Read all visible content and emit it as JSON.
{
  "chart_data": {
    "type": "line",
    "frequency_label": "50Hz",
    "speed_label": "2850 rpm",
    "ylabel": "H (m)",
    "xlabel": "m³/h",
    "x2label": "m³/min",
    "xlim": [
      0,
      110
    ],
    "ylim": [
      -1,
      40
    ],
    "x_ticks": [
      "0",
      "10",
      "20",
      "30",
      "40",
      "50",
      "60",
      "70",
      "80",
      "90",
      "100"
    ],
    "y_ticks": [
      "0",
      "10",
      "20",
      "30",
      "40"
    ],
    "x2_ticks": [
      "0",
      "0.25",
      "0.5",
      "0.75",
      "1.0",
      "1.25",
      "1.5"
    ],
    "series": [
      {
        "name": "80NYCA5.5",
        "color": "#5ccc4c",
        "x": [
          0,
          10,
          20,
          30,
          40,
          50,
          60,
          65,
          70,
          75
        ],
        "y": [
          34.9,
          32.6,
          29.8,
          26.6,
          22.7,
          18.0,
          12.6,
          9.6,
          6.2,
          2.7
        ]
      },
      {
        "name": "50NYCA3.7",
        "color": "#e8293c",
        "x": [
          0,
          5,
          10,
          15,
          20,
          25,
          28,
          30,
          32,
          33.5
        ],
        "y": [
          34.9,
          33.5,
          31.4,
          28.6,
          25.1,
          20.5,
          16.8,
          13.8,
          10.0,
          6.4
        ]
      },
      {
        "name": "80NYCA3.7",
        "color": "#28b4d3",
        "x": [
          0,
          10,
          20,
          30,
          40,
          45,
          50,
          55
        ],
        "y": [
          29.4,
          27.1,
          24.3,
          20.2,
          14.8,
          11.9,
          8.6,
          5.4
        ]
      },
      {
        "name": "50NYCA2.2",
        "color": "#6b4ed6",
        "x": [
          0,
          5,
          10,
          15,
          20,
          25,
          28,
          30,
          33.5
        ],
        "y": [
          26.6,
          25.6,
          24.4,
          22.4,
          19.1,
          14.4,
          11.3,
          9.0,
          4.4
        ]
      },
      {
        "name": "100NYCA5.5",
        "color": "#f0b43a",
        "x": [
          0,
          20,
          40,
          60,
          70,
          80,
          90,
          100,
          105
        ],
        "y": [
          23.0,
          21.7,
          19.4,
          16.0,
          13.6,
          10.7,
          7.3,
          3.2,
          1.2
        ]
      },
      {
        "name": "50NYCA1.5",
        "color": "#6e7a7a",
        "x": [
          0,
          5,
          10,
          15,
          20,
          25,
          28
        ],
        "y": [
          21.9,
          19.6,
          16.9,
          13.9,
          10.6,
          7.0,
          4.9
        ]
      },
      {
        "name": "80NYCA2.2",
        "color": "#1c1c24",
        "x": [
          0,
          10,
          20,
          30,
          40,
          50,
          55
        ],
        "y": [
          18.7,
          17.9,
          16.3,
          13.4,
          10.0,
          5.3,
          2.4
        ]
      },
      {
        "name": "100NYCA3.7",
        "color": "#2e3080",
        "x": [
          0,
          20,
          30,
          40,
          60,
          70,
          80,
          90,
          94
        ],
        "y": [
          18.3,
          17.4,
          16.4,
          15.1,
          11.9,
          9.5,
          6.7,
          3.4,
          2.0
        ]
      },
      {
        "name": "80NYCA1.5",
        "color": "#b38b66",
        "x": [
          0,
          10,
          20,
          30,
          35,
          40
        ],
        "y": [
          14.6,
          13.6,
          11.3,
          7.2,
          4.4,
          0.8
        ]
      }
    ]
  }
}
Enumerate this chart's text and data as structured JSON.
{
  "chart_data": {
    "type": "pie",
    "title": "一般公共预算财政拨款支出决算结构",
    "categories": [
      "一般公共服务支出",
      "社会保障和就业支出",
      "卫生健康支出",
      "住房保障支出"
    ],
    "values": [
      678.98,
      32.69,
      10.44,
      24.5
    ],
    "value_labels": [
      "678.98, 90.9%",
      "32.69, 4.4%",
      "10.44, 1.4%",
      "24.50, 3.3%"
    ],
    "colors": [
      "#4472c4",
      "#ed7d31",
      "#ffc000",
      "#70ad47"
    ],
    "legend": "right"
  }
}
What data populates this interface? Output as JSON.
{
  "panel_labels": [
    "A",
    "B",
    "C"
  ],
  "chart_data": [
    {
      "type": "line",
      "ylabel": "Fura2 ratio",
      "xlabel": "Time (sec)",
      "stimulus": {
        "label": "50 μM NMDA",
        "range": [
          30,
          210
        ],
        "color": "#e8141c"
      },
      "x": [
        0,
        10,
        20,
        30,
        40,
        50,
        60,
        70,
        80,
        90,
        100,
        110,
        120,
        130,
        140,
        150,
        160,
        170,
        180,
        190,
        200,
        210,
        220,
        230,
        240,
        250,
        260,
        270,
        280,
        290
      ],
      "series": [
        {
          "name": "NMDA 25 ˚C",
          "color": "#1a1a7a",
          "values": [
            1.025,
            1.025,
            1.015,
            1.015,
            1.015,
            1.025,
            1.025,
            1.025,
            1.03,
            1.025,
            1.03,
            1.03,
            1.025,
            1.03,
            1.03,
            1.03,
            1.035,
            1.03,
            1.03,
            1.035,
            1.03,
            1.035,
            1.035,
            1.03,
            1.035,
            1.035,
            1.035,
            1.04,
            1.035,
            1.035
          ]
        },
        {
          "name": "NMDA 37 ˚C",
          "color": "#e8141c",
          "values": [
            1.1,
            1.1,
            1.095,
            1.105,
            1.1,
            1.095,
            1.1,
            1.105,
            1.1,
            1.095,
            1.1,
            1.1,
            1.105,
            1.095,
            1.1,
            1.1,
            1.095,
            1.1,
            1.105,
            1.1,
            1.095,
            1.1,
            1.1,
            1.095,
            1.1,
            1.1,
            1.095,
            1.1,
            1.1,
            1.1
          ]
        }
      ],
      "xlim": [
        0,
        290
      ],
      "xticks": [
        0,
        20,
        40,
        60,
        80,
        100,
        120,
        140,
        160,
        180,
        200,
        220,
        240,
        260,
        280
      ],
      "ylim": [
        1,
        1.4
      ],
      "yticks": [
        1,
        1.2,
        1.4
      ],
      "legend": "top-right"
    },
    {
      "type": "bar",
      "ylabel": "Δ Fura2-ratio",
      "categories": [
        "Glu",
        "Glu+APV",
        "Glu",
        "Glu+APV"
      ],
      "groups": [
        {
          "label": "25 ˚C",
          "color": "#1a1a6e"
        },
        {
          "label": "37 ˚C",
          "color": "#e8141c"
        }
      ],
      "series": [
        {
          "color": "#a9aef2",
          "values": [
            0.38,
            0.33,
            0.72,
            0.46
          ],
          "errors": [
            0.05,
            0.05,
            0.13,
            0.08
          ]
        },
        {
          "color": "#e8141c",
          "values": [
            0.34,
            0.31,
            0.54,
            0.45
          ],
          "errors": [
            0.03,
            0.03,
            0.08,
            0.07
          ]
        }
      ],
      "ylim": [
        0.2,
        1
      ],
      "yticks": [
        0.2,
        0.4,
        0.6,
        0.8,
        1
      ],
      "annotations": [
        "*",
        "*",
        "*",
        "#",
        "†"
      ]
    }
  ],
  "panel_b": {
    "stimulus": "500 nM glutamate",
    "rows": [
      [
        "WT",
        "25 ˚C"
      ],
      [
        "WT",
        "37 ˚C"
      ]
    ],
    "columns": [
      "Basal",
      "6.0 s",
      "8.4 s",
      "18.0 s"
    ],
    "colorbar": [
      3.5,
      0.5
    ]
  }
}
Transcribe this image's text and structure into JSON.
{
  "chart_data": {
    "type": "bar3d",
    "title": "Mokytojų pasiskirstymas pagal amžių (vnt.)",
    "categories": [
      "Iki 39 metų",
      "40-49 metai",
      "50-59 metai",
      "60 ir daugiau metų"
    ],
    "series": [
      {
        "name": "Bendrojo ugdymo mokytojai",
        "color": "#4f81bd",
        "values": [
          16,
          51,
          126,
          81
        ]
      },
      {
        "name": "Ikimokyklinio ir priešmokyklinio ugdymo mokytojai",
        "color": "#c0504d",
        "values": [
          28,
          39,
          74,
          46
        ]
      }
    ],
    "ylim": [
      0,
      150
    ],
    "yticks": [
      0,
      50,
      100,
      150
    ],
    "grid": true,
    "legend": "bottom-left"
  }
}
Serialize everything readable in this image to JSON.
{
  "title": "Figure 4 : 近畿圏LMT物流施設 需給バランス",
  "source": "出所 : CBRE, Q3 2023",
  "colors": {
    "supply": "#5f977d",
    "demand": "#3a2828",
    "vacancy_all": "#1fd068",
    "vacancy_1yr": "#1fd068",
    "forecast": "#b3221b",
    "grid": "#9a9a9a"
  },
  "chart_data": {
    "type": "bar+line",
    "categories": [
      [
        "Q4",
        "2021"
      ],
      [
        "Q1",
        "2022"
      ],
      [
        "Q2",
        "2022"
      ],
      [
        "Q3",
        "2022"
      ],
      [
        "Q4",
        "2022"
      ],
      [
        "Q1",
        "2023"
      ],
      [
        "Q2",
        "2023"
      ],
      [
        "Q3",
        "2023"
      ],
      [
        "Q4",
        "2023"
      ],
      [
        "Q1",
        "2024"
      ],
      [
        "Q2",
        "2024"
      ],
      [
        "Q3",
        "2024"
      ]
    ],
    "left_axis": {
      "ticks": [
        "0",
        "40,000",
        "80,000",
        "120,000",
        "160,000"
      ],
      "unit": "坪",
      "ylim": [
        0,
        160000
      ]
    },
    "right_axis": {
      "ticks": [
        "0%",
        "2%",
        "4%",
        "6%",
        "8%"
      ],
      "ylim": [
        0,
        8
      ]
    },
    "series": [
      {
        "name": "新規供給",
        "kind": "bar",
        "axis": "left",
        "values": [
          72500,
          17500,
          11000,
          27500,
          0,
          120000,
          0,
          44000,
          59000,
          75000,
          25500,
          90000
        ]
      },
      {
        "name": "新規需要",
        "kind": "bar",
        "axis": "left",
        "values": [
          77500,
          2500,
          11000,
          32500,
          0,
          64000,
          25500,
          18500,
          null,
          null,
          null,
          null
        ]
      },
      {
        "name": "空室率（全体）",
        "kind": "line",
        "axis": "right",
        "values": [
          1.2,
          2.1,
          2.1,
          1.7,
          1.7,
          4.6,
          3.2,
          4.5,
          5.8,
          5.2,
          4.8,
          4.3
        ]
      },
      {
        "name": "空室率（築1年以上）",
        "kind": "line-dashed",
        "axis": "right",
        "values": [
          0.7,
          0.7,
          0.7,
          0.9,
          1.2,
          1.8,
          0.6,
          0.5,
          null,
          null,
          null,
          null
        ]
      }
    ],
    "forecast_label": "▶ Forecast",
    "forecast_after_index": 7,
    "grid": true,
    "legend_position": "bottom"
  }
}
=====
__Goal__
Look through the data and show every line containing "mokytojai".

__Output of the exercise__
        "name": "Bendrojo ugdymo mokytojai",
        "name": "Ikimokyklinio ir priešmokyklinio ugdymo mokytojai",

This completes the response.